**WHAT IS NEEDED**
Every line below that holds the string "people" should be copied out.

· · · · ·

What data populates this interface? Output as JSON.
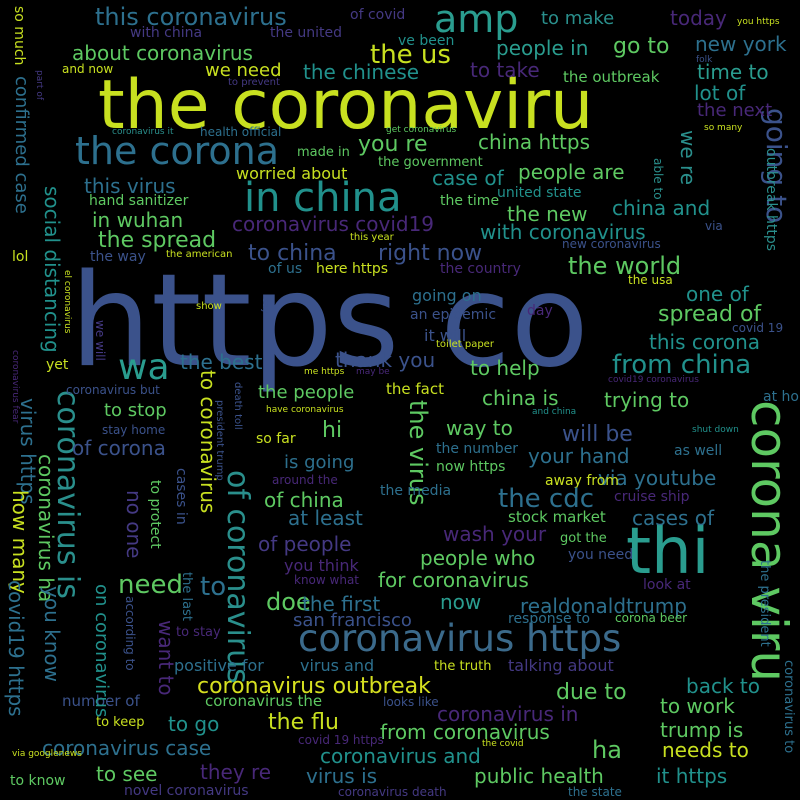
{
  "colors": {
    "background": "#000000",
    "yellow": "#c8e020",
    "green": "#5ec962",
    "teal": "#21918c",
    "blue": "#3b528b",
    "indigo": "#482878",
    "lime": "#addc30"
  },
  "words": {
    "https_co": "https co",
    "the_coronaviru": "the coronaviru",
    "corona_viru": "corona viru",
    "thi": "thi",
    "coronavirus_https": "coronavirus https",
    "the_corona": "the corona",
    "in_china": "in china",
    "amp": "amp",
    "coronavirus_is": "coronavirus is",
    "of_coronavirus": "of coronavirus",
    "wa": "wa",
    "going_to": "going to",
    "the_us": "the us",
    "coronavirus_outbreak": "coronavirus outbreak",
    "this_coronavirus": "this coronavirus",
    "about_coronavirus": "about coronavirus",
    "people_in": "people in",
    "go_to": "go to",
    "to_make": "to make",
    "today": "today",
    "new_york": "new york",
    "to_take": "to take",
    "the_outbreak": "the outbreak",
    "time_to": "time to",
    "lot_of": "lot of",
    "the_next": "the next",
    "we_need": "we need",
    "the_chinese": "the chinese",
    "you_re": "you re",
    "china_https": "china https",
    "we_re": "we re",
    "case_of": "case of",
    "people_are": "people are",
    "this_virus": "this virus",
    "worried_about": "worried about",
    "united_state": "united state",
    "the_new": "the new",
    "china_and": "china and",
    "with_coronavirus": "with coronavirus",
    "coronavirus_covid19": "coronavirus covid19",
    "in_wuhan": "in wuhan",
    "the_spread": "the spread",
    "to_china": "to china",
    "right_now": "right now",
    "the_world": "the world",
    "one_of": "one of",
    "spread_of": "spread of",
    "this_corona": "this corona",
    "from_china": "from china",
    "to_help": "to help",
    "thank_you": "thank you",
    "the_best": "the best",
    "the_people": "the people",
    "the_fact": "the fact",
    "china_is": "china is",
    "trying_to": "trying to",
    "to_stop": "to stop",
    "to_coronavirus": "to coronavirus",
    "the_virus": "the virus",
    "will_be": "will be",
    "way_to": "way to",
    "hi": "hi",
    "is_going": "is going",
    "your_hand": "your hand",
    "via_youtube": "via youtube",
    "the_cdc": "the cdc",
    "of_china": "of china",
    "at_least": "at least",
    "of_people": "of people",
    "coronavirus_ha": "coronavirus ha",
    "of_corona": "of corona",
    "need": "need",
    "to": "to",
    "doe": "doe",
    "wash_your": "wash your",
    "people_who": "people who",
    "for_coronavirus": "for coronavirus",
    "the_first": "the first",
    "now": "now",
    "realdonaldtrump": "realdonaldtrump",
    "san_francisco": "san francisco",
    "cases_of": "cases of",
    "stock_market": "stock market",
    "positive_for": "positive for",
    "virus_and": "virus and",
    "the_truth": "the truth",
    "talking_about": "talking about",
    "back_to": "back to",
    "due_to": "due to",
    "to_work": "to work",
    "the_flu": "the flu",
    "coronavirus_in": "coronavirus in",
    "to_go": "to go",
    "trump_is": "trump is",
    "from_coronavirus": "from coronavirus",
    "coronavirus_case": "coronavirus case",
    "coronavirus_and": "coronavirus and",
    "ha": "ha",
    "needs_to": "needs to",
    "to_see": "to see",
    "they_re": "they re",
    "virus_is": "virus is",
    "public_health": "public health",
    "it_https": "it https",
    "confirmed_case": "confirmed case",
    "social_distancing": "social distancing",
    "virus_https": "virus https",
    "how_many": "how many",
    "covid19_https": "covid19 https",
    "you_know": "you know",
    "on_coronavirus": "on coronavirus",
    "want_to": "want to",
    "no_one": "no one",
    "of_covid": "of covid",
    "with_china": "with china",
    "the_united": "the united",
    "ve_been": "ve been",
    "and_now": "and now",
    "so_much": "so much",
    "health_official": "health official",
    "made_in": "made in",
    "the_government": "the government",
    "hand_sanitizer": "hand sanitizer",
    "the_time": "the time",
    "the_way": "the way",
    "lol": "lol",
    "of_us": "of us",
    "here_https": "here https",
    "the_country": "the country",
    "going_on": "going on",
    "an_epidemic": "an epidemic",
    "it_will": "it will",
    "the_usa": "the usa",
    "new_coronavirus": "new coronavirus",
    "this_year": "this year",
    "the_american": "the american",
    "stay_home": "stay home",
    "so_far": "so far",
    "the_number": "the number",
    "now_https": "now https",
    "away_from": "away from",
    "around_the": "around the",
    "the_media": "the media",
    "cruise_ship": "cruise ship",
    "at_home": "at home",
    "as_well": "as well",
    "shut_down": "shut down",
    "got_the": "got the",
    "you_need": "you need",
    "you_think": "you think",
    "know_what": "know what",
    "look_at": "look at",
    "response_to": "response to",
    "corona_beer": "corona beer",
    "looks_like": "looks like",
    "covid_19_https": "covid 19 https",
    "the_covid": "the covid",
    "novel_coronavirus": "novel coronavirus",
    "coronavirus_death": "coronavirus death",
    "the_state": "the state",
    "number_of": "number of",
    "coronavirus_the": "coronavirus the",
    "to_keep": "to keep",
    "to_know": "to know",
    "to_say": "to say",
    "to_stay": "to stay",
    "to_protect": "to protect",
    "according_to": "according to",
    "the_last": "the last",
    "cases_in": "cases in",
    "president_trump": "president trump",
    "death_toll": "death toll",
    "outbreak_https": "outbreak https",
    "able_to": "able to",
    "the_president": "the president",
    "coronavirus_to": "coronavirus to",
    "via_googlenews": "via googlenews",
    "coronavirus_but": "coronavirus but",
    "yet": "yet",
    "we_will": "we will",
    "el_coronavirus": "el coronavirus",
    "coronavirus_fear": "coronavirus fear",
    "to_prevent": "to prevent",
    "part_of": "part of",
    "coronavirus_it": "coronavirus it",
    "get_coronavirus": "get coronavirus",
    "so_many": "so many",
    "folk": "folk",
    "via": "via",
    "show": "show",
    "say": "say",
    "day": "day",
    "toilet_paper": "toilet paper",
    "covid_19": "covid 19",
    "covid19_coronavirus": "covid19 coronavirus",
    "and_china": "and china",
    "have_coronavirus": "have coronavirus",
    "me_https": "me https",
    "may_be": "may be",
    "you_https": "you https"
  }
}
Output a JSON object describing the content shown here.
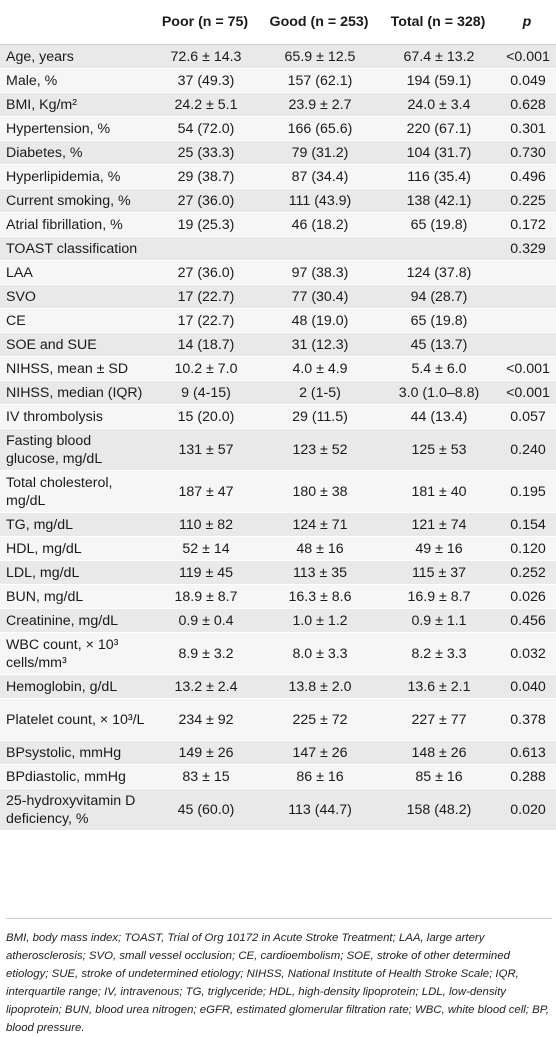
{
  "header": {
    "col_label": "",
    "col_poor": "Poor (n = 75)",
    "col_good": "Good (n = 253)",
    "col_total": "Total (n = 328)",
    "col_p": "p"
  },
  "rows": [
    {
      "label": "Age, years",
      "poor": "72.6 ± 14.3",
      "good": "65.9 ± 12.5",
      "total": "67.4 ± 13.2",
      "p": "<0.001",
      "h": 1
    },
    {
      "label": "Male, %",
      "poor": "37 (49.3)",
      "good": "157 (62.1)",
      "total": "194 (59.1)",
      "p": "0.049",
      "h": 1
    },
    {
      "label": "BMI, Kg/m²",
      "poor": "24.2 ± 5.1",
      "good": "23.9 ± 2.7",
      "total": "24.0 ± 3.4",
      "p": "0.628",
      "h": 1
    },
    {
      "label": "Hypertension, %",
      "poor": "54 (72.0)",
      "good": "166 (65.6)",
      "total": "220 (67.1)",
      "p": "0.301",
      "h": 1
    },
    {
      "label": "Diabetes, %",
      "poor": "25 (33.3)",
      "good": "79 (31.2)",
      "total": "104 (31.7)",
      "p": "0.730",
      "h": 1
    },
    {
      "label": "Hyperlipidemia, %",
      "poor": "29 (38.7)",
      "good": "87 (34.4)",
      "total": "116 (35.4)",
      "p": "0.496",
      "h": 1
    },
    {
      "label": "Current smoking, %",
      "poor": "27 (36.0)",
      "good": "111 (43.9)",
      "total": "138 (42.1)",
      "p": "0.225",
      "h": 1
    },
    {
      "label": "Atrial fibrillation, %",
      "poor": "19 (25.3)",
      "good": "46 (18.2)",
      "total": "65 (19.8)",
      "p": "0.172",
      "h": 1
    },
    {
      "label": "TOAST classification",
      "poor": "",
      "good": "",
      "total": "",
      "p": "0.329",
      "h": 1
    },
    {
      "label": "LAA",
      "poor": "27 (36.0)",
      "good": "97 (38.3)",
      "total": "124 (37.8)",
      "p": "",
      "h": 1
    },
    {
      "label": "SVO",
      "poor": "17 (22.7)",
      "good": "77 (30.4)",
      "total": "94 (28.7)",
      "p": "",
      "h": 1
    },
    {
      "label": "CE",
      "poor": "17 (22.7)",
      "good": "48 (19.0)",
      "total": "65 (19.8)",
      "p": "",
      "h": 1
    },
    {
      "label": "SOE and SUE",
      "poor": "14 (18.7)",
      "good": "31 (12.3)",
      "total": "45 (13.7)",
      "p": "",
      "h": 1
    },
    {
      "label": "NIHSS, mean ± SD",
      "poor": "10.2 ± 7.0",
      "good": "4.0 ± 4.9",
      "total": "5.4 ± 6.0",
      "p": "<0.001",
      "h": 1
    },
    {
      "label": "NIHSS, median (IQR)",
      "poor": "9 (4-15)",
      "good": "2 (1-5)",
      "total": "3.0 (1.0–8.8)",
      "p": "<0.001",
      "h": 1
    },
    {
      "label": "IV thrombolysis",
      "poor": "15 (20.0)",
      "good": "29 (11.5)",
      "total": "44 (13.4)",
      "p": "0.057",
      "h": 1
    },
    {
      "label": "Fasting blood glucose, mg/dL",
      "poor": "131 ± 57",
      "good": "123 ± 52",
      "total": "125 ± 53",
      "p": "0.240",
      "h": 2
    },
    {
      "label": "Total cholesterol, mg/dL",
      "poor": "187 ± 47",
      "good": "180 ± 38",
      "total": "181 ± 40",
      "p": "0.195",
      "h": 2
    },
    {
      "label": "TG, mg/dL",
      "poor": "110 ± 82",
      "good": "124 ± 71",
      "total": "121 ± 74",
      "p": "0.154",
      "h": 1
    },
    {
      "label": "HDL, mg/dL",
      "poor": "52 ± 14",
      "good": "48 ± 16",
      "total": "49 ± 16",
      "p": "0.120",
      "h": 1
    },
    {
      "label": "LDL, mg/dL",
      "poor": "119 ± 45",
      "good": "113 ± 35",
      "total": "115 ± 37",
      "p": "0.252",
      "h": 1
    },
    {
      "label": "BUN, mg/dL",
      "poor": "18.9 ± 8.7",
      "good": "16.3 ± 8.6",
      "total": "16.9 ± 8.7",
      "p": "0.026",
      "h": 1
    },
    {
      "label": "Creatinine, mg/dL",
      "poor": "0.9 ± 0.4",
      "good": "1.0 ± 1.2",
      "total": "0.9 ± 1.1",
      "p": "0.456",
      "h": 1
    },
    {
      "label": "WBC count, × 10³ cells/mm³",
      "poor": "8.9 ± 3.2",
      "good": "8.0 ± 3.3",
      "total": "8.2 ± 3.3",
      "p": "0.032",
      "h": 2
    },
    {
      "label": "Hemoglobin, g/dL",
      "poor": "13.2 ± 2.4",
      "good": "13.8 ± 2.0",
      "total": "13.6 ± 2.1",
      "p": "0.040",
      "h": 1
    },
    {
      "label": "Platelet count, × 10³/L",
      "poor": "234 ± 92",
      "good": "225 ± 72",
      "total": "227 ± 77",
      "p": "0.378",
      "h": 2
    },
    {
      "label": "BPsystolic, mmHg",
      "poor": "149 ± 26",
      "good": "147 ± 26",
      "total": "148 ± 26",
      "p": "0.613",
      "h": 1
    },
    {
      "label": "BPdiastolic, mmHg",
      "poor": "83 ± 15",
      "good": "86 ± 16",
      "total": "85 ± 16",
      "p": "0.288",
      "h": 1
    },
    {
      "label": "25-hydroxyvitamin D deficiency, %",
      "poor": "45 (60.0)",
      "good": "113 (44.7)",
      "total": "158 (48.2)",
      "p": "0.020",
      "h": 2
    }
  ],
  "footnote": "BMI, body mass index; TOAST, Trial of Org 10172 in Acute Stroke Treatment; LAA, large artery atherosclerosis; SVO, small vessel occlusion; CE, cardioembolism; SOE, stroke of other determined etiology; SUE, stroke of undetermined etiology; NIHSS, National Institute of Health Stroke Scale; IQR, interquartile range; IV, intravenous; TG, triglyceride; HDL, high-density lipoprotein; LDL, low-density lipoprotein; BUN, blood urea nitrogen; eGFR, estimated glomerular filtration rate; WBC, white blood cell; BP, blood pressure."
}
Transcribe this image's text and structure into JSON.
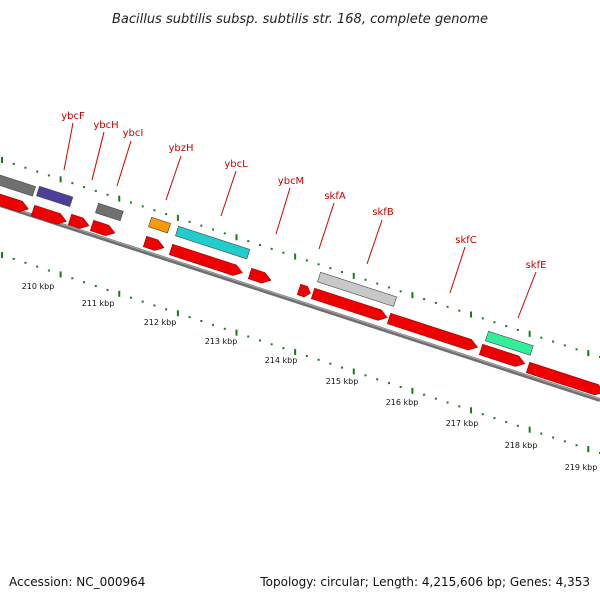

· · · · ·

**EXERCISE RESPONSE**
    "people_in": "people in",
    "people_are": "people are",
    "the_people": "the people",
    "of_people": "of people",
    "people_who": "people who",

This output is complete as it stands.